In late 2005, I made an interesting observation as I did a review of my patient files. I found that among patients who were less than 50 years of age and who came to me with some form of cancer or neurological disease, more than 75 percent reported a history of cocaine use. Experience has taught me that some people do not feel comfortable disclosing a history of recreational drug use, which means that in all likelihood, this number is even higher.

I can't think of a habit that will destroy a person's health more quickly and predictably than cocaine use.

Why is cocaine so dangerous?

Because it is a super concentrated stimulant that can overwhelm your nervous system and your cardiovascular system. Health complications related to cocaine use include:

* Disturbances in heart rhythm
* Heart attacks
* Chest pain
* Respiratory failure
* Strokes
* Seizures
* Headaches
* Gastrointestinal complications such as abdominal pain and nausea
* Malnourishment

If cocaine is taken along with alcohol, the liver can combine cocaine and alcohol to form a chemical called cocaethylene, which amplifies the effects of cocaine and increases the risk of sudden death from cocaine use.

To have some idea of the magnitude of concentrated stimulation that we are talking about, consider that cocaine is capable of generating physical pleasure that is ten times greater than the physical pleasure that the average person experiences with a sexual orgasm.

It's no wonder that people who start using cocaine can fast become addicted to it. Once a person's nervous system has experienced the physical pleasure that comes from cocaine use, he or she will inevitably feel less physical pleasure from activities that are normal to human physiology, such as experiencing a sexual orgasm or even just eating delicious foods. Put another way, the threshold of stimulation that a person needs to reach to feel significant physical pleasure goes up once his or her system has encountered cocaine.

Although cocaine use is illegal, and its destructive properties are well known by the general public, 2.7 percent of all Americans report having tried cocaine during their lifetime. Today, there are approximately 1.5 million people in the States who use cocaine on a regular basis.

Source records
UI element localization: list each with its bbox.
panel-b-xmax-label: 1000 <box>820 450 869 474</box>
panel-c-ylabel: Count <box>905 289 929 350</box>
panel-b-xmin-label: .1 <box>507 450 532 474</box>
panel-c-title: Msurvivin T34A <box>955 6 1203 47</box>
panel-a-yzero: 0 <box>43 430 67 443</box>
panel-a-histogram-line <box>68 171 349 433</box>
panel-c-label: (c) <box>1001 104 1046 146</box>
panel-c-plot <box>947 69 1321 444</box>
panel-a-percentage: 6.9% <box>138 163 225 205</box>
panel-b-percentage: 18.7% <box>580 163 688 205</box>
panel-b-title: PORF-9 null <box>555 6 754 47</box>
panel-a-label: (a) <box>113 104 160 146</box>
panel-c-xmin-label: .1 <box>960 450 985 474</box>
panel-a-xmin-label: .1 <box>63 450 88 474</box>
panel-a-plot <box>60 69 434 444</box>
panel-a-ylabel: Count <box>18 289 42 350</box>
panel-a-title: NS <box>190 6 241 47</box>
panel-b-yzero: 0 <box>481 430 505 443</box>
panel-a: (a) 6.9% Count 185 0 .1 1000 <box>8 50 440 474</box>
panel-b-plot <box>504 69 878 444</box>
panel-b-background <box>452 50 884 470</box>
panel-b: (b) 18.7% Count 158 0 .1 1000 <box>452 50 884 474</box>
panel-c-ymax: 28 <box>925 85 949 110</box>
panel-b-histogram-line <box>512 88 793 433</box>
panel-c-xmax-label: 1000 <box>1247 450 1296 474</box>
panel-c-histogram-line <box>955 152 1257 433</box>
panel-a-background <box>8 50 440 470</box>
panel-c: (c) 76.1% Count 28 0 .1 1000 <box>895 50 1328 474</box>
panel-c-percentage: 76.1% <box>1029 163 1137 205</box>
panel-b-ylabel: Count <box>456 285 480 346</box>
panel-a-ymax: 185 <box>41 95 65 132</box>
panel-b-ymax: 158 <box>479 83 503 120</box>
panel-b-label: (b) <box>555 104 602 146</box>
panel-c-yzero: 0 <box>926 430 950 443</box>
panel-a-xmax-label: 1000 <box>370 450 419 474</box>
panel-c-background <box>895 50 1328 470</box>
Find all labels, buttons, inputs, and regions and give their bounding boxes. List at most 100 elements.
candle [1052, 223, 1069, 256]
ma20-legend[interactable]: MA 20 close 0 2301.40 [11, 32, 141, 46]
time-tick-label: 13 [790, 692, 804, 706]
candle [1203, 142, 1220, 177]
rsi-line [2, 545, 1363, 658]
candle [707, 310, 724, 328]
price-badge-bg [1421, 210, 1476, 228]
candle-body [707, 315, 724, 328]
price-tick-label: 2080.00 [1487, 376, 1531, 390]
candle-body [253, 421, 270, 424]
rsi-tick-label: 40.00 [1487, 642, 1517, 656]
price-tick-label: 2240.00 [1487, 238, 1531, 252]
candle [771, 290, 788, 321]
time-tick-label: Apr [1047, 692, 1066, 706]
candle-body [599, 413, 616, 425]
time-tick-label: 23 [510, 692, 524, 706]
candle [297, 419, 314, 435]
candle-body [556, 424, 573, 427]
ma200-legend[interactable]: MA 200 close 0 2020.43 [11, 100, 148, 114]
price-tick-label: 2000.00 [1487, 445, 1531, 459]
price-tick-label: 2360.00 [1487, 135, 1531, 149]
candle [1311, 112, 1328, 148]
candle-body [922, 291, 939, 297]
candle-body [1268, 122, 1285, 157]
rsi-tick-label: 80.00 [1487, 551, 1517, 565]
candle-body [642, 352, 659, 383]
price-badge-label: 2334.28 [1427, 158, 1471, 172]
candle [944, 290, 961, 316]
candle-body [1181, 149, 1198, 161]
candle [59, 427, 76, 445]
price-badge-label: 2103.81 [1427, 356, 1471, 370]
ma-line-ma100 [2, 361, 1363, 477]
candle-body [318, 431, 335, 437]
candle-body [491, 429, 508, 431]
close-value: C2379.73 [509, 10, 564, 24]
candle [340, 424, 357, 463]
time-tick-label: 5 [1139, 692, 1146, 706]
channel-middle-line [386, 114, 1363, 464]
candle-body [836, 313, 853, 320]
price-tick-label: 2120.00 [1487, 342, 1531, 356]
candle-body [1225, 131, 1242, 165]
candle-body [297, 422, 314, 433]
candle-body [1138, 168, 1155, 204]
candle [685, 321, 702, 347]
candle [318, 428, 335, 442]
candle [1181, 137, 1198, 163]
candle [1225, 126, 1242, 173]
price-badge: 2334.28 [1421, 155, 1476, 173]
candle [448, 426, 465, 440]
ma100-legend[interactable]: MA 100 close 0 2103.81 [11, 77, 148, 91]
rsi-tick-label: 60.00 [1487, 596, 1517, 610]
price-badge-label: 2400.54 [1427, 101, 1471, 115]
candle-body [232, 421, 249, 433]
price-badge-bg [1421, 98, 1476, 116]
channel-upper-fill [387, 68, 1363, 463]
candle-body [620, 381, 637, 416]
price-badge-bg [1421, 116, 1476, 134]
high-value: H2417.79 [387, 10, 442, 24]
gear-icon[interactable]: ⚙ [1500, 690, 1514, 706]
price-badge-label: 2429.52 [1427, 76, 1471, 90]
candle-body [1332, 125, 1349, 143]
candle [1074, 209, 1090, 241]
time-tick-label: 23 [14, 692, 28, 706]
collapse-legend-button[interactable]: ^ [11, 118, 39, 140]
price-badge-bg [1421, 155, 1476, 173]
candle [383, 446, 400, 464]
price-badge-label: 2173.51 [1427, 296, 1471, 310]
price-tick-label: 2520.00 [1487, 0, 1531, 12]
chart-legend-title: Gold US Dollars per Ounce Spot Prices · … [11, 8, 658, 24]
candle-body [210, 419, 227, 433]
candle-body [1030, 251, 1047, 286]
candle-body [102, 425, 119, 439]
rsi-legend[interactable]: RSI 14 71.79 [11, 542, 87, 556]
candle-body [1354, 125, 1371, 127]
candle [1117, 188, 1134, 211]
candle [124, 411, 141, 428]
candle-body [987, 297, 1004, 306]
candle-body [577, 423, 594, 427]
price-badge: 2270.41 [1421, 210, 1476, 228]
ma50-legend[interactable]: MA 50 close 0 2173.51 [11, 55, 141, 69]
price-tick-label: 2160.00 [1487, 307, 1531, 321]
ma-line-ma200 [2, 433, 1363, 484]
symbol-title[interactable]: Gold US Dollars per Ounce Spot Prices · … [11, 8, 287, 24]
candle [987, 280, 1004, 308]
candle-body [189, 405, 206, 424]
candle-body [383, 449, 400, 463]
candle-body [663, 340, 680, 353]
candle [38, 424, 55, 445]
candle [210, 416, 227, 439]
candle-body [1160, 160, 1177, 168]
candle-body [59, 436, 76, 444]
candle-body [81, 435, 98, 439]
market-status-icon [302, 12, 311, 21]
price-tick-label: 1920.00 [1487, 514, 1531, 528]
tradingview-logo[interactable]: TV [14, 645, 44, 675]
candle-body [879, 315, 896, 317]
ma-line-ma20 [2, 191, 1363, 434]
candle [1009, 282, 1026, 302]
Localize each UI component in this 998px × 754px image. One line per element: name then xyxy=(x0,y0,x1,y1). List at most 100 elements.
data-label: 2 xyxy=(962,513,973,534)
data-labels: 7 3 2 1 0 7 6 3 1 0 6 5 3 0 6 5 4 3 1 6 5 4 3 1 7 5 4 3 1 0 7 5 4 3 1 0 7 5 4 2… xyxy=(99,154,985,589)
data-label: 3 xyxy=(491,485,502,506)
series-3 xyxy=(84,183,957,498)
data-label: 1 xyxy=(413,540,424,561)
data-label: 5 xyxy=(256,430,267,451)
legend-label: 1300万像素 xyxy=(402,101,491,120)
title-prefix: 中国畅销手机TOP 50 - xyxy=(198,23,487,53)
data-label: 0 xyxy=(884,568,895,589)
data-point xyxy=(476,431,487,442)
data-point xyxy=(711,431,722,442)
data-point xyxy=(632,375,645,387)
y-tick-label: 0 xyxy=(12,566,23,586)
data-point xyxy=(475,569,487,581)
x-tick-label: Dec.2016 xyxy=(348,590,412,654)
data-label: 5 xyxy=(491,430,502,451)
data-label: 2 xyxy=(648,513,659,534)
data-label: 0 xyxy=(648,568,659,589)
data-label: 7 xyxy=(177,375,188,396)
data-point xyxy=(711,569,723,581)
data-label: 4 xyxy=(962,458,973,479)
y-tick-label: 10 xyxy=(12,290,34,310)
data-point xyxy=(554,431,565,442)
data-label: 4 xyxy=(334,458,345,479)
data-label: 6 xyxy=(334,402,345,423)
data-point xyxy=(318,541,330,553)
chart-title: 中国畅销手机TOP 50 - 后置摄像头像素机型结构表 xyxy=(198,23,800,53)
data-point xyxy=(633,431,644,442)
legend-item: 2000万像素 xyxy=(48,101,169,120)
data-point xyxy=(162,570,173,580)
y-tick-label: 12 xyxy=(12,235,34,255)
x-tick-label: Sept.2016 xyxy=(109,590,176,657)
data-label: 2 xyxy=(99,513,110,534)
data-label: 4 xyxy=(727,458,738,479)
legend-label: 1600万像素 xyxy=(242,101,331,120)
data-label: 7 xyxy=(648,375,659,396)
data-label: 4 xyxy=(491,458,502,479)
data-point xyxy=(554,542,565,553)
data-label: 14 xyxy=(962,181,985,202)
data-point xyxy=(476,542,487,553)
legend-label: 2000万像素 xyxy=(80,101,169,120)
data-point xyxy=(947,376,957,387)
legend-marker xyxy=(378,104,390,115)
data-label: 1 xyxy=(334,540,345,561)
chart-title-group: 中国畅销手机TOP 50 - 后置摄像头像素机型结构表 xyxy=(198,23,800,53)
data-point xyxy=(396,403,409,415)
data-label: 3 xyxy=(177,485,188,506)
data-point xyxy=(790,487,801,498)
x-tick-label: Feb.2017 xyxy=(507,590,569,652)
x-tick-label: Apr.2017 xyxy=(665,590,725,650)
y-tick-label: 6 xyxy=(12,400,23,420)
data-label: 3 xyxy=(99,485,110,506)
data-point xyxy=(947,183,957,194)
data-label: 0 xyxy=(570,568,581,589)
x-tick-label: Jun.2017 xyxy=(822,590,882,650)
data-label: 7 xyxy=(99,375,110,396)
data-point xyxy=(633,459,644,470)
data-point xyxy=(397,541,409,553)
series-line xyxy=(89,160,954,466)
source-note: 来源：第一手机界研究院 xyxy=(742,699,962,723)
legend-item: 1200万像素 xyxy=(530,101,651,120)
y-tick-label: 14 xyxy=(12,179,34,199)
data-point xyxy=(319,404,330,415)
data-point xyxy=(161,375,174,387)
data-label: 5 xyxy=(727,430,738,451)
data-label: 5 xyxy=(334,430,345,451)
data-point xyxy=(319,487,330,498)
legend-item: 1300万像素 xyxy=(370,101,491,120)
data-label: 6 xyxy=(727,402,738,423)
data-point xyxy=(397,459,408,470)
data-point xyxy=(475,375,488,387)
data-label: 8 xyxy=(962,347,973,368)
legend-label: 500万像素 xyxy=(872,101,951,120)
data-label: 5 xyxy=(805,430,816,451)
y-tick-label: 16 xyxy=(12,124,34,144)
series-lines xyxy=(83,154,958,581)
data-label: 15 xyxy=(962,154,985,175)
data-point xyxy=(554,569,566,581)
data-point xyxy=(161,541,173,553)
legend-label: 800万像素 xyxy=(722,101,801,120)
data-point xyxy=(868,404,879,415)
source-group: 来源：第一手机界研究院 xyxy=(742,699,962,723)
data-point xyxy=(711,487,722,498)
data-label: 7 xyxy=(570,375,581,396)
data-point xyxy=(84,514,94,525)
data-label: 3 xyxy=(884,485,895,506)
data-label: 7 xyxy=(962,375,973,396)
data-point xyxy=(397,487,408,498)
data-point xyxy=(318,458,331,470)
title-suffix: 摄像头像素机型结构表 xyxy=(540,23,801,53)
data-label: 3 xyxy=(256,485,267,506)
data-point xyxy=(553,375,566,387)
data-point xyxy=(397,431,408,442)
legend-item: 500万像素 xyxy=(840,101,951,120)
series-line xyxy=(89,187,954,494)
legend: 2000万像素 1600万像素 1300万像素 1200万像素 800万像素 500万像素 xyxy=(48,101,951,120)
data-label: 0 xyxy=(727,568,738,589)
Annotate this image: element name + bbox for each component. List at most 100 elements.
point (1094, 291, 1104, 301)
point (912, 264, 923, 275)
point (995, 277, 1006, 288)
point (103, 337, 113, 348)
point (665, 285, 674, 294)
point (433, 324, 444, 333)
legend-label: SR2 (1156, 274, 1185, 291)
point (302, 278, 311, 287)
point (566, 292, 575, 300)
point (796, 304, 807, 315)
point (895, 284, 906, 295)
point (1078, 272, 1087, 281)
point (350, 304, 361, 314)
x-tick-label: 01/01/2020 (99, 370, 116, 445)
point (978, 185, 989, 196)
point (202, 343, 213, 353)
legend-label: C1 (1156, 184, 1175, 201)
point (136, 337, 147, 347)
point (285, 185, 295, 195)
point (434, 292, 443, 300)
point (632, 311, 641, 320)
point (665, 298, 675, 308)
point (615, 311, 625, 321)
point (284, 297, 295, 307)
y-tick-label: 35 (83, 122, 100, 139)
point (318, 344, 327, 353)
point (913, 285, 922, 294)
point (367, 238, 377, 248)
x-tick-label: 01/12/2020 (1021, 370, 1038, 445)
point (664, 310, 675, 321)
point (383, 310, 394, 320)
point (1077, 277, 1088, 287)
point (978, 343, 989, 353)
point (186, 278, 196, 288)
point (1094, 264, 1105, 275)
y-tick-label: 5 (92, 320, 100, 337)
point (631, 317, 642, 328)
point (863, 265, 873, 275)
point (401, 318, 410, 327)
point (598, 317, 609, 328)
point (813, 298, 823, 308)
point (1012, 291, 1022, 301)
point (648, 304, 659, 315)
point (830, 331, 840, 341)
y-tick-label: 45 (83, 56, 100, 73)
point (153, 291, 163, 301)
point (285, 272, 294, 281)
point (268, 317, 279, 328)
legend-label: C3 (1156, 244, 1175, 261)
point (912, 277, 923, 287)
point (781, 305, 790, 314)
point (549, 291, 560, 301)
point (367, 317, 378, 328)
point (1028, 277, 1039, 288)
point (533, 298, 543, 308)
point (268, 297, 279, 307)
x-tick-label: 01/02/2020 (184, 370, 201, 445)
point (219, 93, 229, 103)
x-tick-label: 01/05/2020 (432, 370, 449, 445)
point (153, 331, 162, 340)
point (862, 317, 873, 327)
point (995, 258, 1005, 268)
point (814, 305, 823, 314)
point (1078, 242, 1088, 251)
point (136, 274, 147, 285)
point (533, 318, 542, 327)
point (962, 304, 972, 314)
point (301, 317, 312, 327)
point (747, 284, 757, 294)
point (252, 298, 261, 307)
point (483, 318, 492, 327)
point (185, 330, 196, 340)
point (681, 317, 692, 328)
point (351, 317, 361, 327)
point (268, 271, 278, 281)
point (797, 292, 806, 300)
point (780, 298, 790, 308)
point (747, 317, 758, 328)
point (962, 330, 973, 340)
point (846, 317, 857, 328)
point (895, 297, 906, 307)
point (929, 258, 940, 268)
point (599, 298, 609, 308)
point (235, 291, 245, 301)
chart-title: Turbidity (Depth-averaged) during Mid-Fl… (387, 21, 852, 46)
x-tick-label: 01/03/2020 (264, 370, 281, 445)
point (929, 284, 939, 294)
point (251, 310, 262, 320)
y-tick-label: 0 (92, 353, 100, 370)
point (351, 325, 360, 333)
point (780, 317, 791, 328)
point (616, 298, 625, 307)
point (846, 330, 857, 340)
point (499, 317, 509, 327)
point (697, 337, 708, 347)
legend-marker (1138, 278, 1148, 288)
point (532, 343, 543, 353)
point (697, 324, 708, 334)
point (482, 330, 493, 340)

Tasks to carry out
1. In the text on cocaine use, what chemical does the liver form when cocaine and alcohol are taken together?
2. Proceed with the text on cocaine use, writing on from its last sentence.
The source records aren't needed for any of this work.

Responses by task
1. Cocaethylene.

2.
Although there are no sure-fire solutions to overcoming an addiction to cocaine, a new study that was orchestrated by the National Institutes of Health (NIH) indicates that a modified amino acid found in common over-the-counter herbal supplements can significantly reduce a chronic user's cravings for cocaine. The modified amino acid is called N-acetylcysteine (NAC), and is also thought to be effective in reducing cravings for heroin and alcohol.

NAC is well known for it's antioxidant effects. The NIH study was performed because NAC affects one of the same proteins in the central nervous system that cocaine does.

In phase one of the study, researchers exposed rats to cocaine until they were addicted to it. Rats that belonged to the treatment group were then treated with NAC. Following treatment, rats that were exposed to NAC "were significantly less likely to seek out cocaine" than those who were not exposed to NAC.

In phase two of the study, 15 people who were addicted to cocaine were separated into two groups - the first group received NAC, the second did not. All subjects were then asked to look at pictures that were not related to drug use, such as trees and boats, and pictures that were directly related to drug use. Subjects that were treated with NAC reported lower cravings for cocaine and spent less time viewing the drug-related pictures. Also, MRI imaging tests revealed that those people who were treated with NAC had less brain activity in the prefrontal cortex, which is the region of the brain that tends to be most active when a person craves cocaine.

If you know anyone who is addicted to cocaine or is at risk of being exposed to cocaine, please let him or her know about N-acetylcysteine (NAC). You may also want to pass this information along to people who are addicted to heroin or alcohol.